**DATA FOR THIS EXERCISE:**
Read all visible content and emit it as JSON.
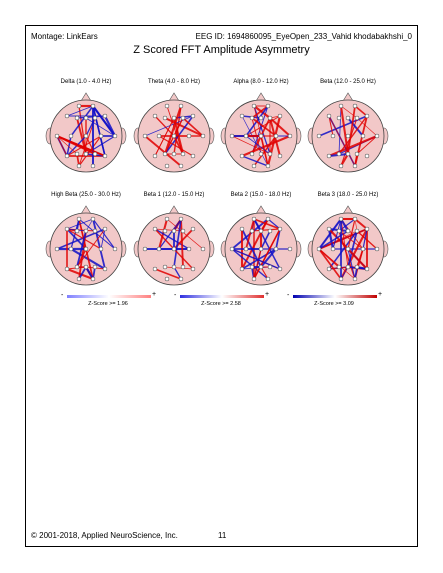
{
  "header": {
    "montage": "Montage:  LinkEars",
    "eeg_id": "EEG ID:  1694860095_EyeOpen_233_Vahid khodabakhshi_0"
  },
  "title": "Z Scored FFT Amplitude Asymmetry",
  "bands": [
    {
      "label": "Delta (1.0 - 4.0 Hz)"
    },
    {
      "label": "Theta (4.0 - 8.0 Hz)"
    },
    {
      "label": "Alpha (8.0 - 12.0 Hz)"
    },
    {
      "label": "Beta (12.0 - 25.0 Hz)"
    },
    {
      "label": "High Beta (25.0 - 30.0 Hz)"
    },
    {
      "label": "Beta 1 (12.0 - 15.0 Hz)"
    },
    {
      "label": "Beta 2 (15.0 - 18.0 Hz)"
    },
    {
      "label": "Beta 3 (18.0 - 25.0 Hz)"
    }
  ],
  "legend": [
    {
      "caption": "Z-Score >= 1.96",
      "minus": "-",
      "plus": "+"
    },
    {
      "caption": "Z-Score >= 2.58",
      "minus": "-",
      "plus": "+"
    },
    {
      "caption": "Z-Score >= 3.09",
      "minus": "-",
      "plus": "+"
    }
  ],
  "footer": {
    "copyright": "© 2001-2018, Applied NeuroScience, Inc.",
    "page_number": "11"
  },
  "colors": {
    "head_fill": "#f2c8c8",
    "positive": "#e00000",
    "negative": "#1010c8",
    "electrode": "#ffffff"
  }
}
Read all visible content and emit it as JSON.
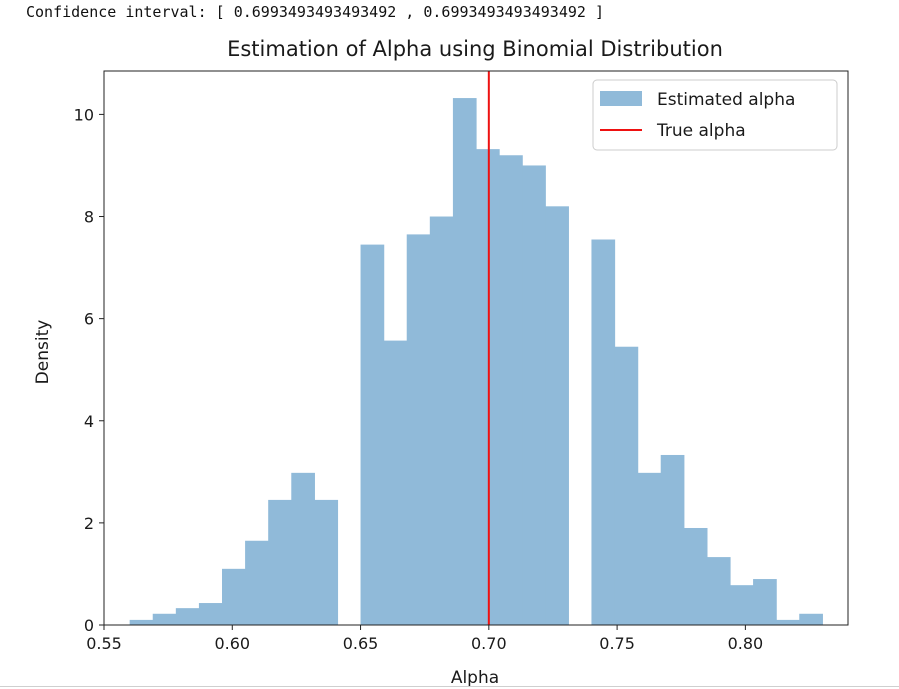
{
  "output": {
    "text": "Confidence interval: [ 0.6993493493493492 , 0.6993493493493492 ]"
  },
  "colors": {
    "bar": "#90bad9",
    "line": "#ee1111",
    "axis": "#222222"
  },
  "chart_data": {
    "type": "bar",
    "title": "Estimation of Alpha using Binomial Distribution",
    "xlabel": "Alpha",
    "ylabel": "Density",
    "xlim": [
      0.55,
      0.84
    ],
    "ylim": [
      0,
      10.85
    ],
    "xticks": [
      0.55,
      0.6,
      0.65,
      0.7,
      0.75,
      0.8
    ],
    "xtick_labels": [
      "0.55",
      "0.60",
      "0.65",
      "0.70",
      "0.75",
      "0.80"
    ],
    "yticks": [
      0,
      2,
      4,
      6,
      8,
      10
    ],
    "ytick_labels": [
      "0",
      "2",
      "4",
      "6",
      "8",
      "10"
    ],
    "bin_start": 0.56,
    "bin_width": 0.009,
    "values": [
      0.1,
      0.22,
      0.33,
      0.43,
      1.1,
      1.65,
      2.45,
      2.98,
      2.45,
      0,
      7.45,
      5.57,
      7.65,
      8.0,
      10.32,
      9.32,
      9.2,
      9.0,
      8.2,
      0,
      7.55,
      5.45,
      2.98,
      3.33,
      1.9,
      1.33,
      0.78,
      0.9,
      0.1,
      0.22
    ],
    "true_alpha": 0.7,
    "legend": {
      "position": "top-right",
      "entries": [
        "Estimated alpha",
        "True alpha"
      ]
    }
  }
}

**TO DO:** Copy every line of the data exactly as written, excluding the pictures.

**FINAL ANSWER:**
Read all visible content and emit it as JSON.
{
  "header": {
    "montage": "Montage:  LinkEars",
    "eeg_id": "EEG ID:  1694860095_EyeOpen_233_Vahid khodabakhshi_0"
  },
  "title": "Z Scored FFT Amplitude Asymmetry",
  "bands": [
    {
      "label": "Delta (1.0 - 4.0 Hz)"
    },
    {
      "label": "Theta (4.0 - 8.0 Hz)"
    },
    {
      "label": "Alpha (8.0 - 12.0 Hz)"
    },
    {
      "label": "Beta (12.0 - 25.0 Hz)"
    },
    {
      "label": "High Beta (25.0 - 30.0 Hz)"
    },
    {
      "label": "Beta 1 (12.0 - 15.0 Hz)"
    },
    {
      "label": "Beta 2 (15.0 - 18.0 Hz)"
    },
    {
      "label": "Beta 3 (18.0 - 25.0 Hz)"
    }
  ],
  "legend": [
    {
      "caption": "Z-Score >= 1.96",
      "minus": "-",
      "plus": "+"
    },
    {
      "caption": "Z-Score >= 2.58",
      "minus": "-",
      "plus": "+"
    },
    {
      "caption": "Z-Score >= 3.09",
      "minus": "-",
      "plus": "+"
    }
  ],
  "footer": {
    "copyright": "© 2001-2018, Applied NeuroScience, Inc.",
    "page_number": "11"
  },
  "colors": {
    "head_fill": "#f2c8c8",
    "positive": "#e00000",
    "negative": "#1010c8",
    "electrode": "#ffffff"
  }
}
Read all visible content and emit it as JSON.
{
  "output": {
    "text": "Confidence interval: [ 0.6993493493493492 , 0.6993493493493492 ]"
  },
  "colors": {
    "bar": "#90bad9",
    "line": "#ee1111",
    "axis": "#222222"
  },
  "chart_data": {
    "type": "bar",
    "title": "Estimation of Alpha using Binomial Distribution",
    "xlabel": "Alpha",
    "ylabel": "Density",
    "xlim": [
      0.55,
      0.84
    ],
    "ylim": [
      0,
      10.85
    ],
    "xticks": [
      0.55,
      0.6,
      0.65,
      0.7,
      0.75,
      0.8
    ],
    "xtick_labels": [
      "0.55",
      "0.60",
      "0.65",
      "0.70",
      "0.75",
      "0.80"
    ],
    "yticks": [
      0,
      2,
      4,
      6,
      8,
      10
    ],
    "ytick_labels": [
      "0",
      "2",
      "4",
      "6",
      "8",
      "10"
    ],
    "bin_start": 0.56,
    "bin_width": 0.009,
    "values": [
      0.1,
      0.22,
      0.33,
      0.43,
      1.1,
      1.65,
      2.45,
      2.98,
      2.45,
      0,
      7.45,
      5.57,
      7.65,
      8.0,
      10.32,
      9.32,
      9.2,
      9.0,
      8.2,
      0,
      7.55,
      5.45,
      2.98,
      3.33,
      1.9,
      1.33,
      0.78,
      0.9,
      0.1,
      0.22
    ],
    "true_alpha": 0.7,
    "legend": {
      "position": "top-right",
      "entries": [
        "Estimated alpha",
        "True alpha"
      ]
    }
  }
}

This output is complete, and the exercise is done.